▶ [EXERCISE REQUIREMENTS]: Extract the lines that hold the string "Democratic".

+-------+

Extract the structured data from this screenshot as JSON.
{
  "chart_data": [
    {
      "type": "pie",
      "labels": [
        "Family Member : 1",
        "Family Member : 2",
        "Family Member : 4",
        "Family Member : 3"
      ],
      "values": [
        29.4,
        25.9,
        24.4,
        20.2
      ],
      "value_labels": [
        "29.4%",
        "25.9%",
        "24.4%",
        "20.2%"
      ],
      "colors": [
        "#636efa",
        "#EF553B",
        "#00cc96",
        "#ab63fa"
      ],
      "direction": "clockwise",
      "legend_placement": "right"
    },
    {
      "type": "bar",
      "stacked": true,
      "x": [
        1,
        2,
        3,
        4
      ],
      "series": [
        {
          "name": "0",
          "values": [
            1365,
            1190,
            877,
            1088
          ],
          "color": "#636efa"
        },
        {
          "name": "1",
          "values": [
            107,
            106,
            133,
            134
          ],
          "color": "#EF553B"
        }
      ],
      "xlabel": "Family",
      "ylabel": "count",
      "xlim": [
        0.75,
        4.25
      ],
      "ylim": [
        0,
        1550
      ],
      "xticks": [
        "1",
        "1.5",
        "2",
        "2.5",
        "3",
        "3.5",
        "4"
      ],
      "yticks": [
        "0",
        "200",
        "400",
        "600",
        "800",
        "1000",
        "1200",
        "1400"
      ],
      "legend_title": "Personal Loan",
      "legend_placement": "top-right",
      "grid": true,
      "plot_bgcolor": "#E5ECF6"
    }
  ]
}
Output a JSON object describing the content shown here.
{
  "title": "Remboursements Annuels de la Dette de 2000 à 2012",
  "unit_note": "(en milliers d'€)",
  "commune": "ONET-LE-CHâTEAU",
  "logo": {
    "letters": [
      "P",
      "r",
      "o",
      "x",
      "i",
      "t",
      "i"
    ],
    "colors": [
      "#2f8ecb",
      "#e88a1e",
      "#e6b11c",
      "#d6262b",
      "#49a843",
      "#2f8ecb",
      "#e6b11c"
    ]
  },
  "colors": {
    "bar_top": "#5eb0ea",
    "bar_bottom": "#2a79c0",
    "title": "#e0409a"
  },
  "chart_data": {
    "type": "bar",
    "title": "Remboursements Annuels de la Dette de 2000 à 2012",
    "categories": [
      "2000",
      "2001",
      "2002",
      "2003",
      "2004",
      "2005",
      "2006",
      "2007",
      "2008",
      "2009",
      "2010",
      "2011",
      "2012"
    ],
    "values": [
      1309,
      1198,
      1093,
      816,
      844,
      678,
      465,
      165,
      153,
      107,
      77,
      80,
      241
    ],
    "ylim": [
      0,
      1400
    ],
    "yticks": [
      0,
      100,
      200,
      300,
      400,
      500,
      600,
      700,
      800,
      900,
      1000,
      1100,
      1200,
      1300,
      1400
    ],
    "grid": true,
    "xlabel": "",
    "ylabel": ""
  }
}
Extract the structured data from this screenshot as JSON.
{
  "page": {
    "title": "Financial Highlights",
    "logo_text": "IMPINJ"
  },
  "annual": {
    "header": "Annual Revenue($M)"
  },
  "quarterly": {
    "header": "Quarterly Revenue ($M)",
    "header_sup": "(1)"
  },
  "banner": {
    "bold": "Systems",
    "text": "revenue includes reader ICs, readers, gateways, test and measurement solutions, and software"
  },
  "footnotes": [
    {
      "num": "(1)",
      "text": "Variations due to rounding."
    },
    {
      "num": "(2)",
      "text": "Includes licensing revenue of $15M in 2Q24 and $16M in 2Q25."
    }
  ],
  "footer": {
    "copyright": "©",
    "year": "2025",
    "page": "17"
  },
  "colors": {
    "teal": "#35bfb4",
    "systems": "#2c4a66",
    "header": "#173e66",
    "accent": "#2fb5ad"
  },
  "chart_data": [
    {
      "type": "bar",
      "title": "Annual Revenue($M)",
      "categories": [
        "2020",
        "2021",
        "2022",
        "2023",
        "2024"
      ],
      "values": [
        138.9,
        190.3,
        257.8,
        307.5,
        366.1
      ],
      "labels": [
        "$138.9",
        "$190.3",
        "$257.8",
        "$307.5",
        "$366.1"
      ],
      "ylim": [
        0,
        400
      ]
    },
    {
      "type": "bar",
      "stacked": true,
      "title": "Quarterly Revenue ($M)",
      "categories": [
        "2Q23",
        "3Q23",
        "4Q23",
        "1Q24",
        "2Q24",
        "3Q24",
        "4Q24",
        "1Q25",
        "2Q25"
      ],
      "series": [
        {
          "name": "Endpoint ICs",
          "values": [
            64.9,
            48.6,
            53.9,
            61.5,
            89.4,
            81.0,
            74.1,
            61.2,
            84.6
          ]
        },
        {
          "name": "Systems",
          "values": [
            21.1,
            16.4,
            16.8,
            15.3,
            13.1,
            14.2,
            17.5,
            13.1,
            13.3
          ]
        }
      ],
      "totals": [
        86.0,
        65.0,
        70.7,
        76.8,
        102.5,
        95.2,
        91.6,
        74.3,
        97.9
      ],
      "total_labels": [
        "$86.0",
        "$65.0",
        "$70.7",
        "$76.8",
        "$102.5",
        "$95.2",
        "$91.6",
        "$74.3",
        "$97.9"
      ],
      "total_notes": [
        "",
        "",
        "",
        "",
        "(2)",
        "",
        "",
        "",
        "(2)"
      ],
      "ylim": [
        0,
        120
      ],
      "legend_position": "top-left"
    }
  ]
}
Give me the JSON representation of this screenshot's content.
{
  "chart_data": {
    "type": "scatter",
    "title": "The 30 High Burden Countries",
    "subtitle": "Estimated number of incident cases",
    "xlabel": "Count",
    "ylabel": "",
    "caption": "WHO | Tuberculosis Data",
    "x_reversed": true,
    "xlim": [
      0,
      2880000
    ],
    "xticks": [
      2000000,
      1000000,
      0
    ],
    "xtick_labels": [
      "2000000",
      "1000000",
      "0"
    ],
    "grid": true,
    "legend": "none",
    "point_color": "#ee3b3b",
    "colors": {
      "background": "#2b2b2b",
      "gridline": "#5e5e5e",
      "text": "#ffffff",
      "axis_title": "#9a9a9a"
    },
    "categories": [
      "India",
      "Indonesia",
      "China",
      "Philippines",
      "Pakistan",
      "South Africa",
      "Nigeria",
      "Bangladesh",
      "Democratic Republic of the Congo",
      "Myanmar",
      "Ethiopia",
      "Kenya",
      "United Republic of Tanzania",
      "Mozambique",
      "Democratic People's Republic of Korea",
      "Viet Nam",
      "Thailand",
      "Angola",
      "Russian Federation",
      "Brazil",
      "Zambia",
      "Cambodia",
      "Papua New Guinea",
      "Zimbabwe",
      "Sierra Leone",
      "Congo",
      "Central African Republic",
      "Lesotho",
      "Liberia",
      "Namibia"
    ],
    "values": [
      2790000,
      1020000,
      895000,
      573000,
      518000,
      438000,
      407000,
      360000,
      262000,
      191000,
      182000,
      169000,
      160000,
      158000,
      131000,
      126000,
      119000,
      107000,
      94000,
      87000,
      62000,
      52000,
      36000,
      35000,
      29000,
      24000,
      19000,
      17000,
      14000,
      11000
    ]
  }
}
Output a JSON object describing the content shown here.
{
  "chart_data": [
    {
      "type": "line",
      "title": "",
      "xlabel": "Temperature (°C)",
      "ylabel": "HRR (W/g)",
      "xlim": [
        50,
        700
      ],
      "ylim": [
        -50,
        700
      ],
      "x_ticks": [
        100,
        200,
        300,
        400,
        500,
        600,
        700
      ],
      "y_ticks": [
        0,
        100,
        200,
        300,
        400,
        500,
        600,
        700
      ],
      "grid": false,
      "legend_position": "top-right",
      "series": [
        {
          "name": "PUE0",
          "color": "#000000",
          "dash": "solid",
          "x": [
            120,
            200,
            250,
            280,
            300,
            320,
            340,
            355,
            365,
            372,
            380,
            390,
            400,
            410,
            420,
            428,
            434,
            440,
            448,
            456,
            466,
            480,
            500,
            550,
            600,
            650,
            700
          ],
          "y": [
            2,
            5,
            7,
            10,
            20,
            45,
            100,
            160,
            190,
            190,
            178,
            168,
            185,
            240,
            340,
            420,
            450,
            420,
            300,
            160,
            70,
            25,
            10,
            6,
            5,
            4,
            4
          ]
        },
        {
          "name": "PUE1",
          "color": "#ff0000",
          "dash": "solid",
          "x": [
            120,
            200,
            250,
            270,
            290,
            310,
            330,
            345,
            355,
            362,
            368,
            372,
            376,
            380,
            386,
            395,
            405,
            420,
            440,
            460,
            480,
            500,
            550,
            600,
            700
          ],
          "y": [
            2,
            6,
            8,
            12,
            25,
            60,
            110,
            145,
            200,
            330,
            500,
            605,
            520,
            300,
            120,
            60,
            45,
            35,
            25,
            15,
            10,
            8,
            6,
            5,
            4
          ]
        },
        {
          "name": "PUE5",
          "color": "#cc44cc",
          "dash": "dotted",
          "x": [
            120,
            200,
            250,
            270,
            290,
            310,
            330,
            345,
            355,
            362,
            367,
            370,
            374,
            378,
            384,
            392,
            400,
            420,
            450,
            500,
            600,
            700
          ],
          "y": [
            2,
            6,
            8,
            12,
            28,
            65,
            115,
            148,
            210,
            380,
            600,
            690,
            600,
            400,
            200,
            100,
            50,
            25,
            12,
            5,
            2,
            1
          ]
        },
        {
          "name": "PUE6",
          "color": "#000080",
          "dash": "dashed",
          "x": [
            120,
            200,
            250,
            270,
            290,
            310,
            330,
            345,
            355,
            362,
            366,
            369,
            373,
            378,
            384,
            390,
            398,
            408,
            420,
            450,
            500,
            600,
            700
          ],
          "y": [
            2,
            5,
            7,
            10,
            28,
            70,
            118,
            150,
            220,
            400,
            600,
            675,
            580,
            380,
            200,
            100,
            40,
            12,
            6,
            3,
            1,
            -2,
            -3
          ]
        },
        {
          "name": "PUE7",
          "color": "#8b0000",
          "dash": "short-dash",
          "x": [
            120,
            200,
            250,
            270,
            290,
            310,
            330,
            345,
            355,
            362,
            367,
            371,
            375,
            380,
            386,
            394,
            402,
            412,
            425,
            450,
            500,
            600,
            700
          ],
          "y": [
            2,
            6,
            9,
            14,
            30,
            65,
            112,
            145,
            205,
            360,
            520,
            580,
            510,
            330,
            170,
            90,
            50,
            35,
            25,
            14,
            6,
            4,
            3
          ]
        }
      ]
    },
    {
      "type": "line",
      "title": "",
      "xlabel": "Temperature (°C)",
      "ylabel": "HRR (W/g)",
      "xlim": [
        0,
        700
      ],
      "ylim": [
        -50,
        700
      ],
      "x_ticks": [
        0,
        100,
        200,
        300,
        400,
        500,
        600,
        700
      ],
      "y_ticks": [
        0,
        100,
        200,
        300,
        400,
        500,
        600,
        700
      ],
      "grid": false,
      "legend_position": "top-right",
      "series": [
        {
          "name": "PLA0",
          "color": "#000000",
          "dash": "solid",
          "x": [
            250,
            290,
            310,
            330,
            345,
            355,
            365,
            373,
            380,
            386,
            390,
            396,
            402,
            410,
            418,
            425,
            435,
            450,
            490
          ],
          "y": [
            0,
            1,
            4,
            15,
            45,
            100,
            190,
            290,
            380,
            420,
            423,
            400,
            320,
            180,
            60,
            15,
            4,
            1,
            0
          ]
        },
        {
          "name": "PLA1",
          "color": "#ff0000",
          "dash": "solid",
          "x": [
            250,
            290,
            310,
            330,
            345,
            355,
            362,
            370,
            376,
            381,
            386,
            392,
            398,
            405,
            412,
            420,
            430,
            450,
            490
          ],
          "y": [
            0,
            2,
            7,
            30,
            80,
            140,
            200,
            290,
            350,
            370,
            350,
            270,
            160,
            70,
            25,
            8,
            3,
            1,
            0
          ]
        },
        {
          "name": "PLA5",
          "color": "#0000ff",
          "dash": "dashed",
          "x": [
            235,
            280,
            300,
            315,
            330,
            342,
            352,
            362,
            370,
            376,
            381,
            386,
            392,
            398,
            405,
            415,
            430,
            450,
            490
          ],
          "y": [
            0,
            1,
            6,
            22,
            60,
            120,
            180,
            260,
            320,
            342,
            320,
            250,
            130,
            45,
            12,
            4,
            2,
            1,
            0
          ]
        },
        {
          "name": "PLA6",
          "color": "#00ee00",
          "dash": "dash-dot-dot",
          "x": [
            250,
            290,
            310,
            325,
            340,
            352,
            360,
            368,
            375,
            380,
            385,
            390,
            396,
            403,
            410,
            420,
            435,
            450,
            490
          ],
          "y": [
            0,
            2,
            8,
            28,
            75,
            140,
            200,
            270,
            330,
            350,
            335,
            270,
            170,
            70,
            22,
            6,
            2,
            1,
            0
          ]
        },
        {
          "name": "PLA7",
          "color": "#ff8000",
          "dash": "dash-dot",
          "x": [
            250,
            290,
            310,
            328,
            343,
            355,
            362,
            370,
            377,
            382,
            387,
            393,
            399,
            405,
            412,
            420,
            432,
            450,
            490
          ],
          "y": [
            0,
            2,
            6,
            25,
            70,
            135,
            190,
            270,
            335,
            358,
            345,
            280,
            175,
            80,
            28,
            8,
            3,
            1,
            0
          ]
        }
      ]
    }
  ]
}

+-------+

▶ [SOLUTION FOR THIS PROBLEM]:
      "Democratic Republic of the Congo",
      "Democratic People's Republic of Korea",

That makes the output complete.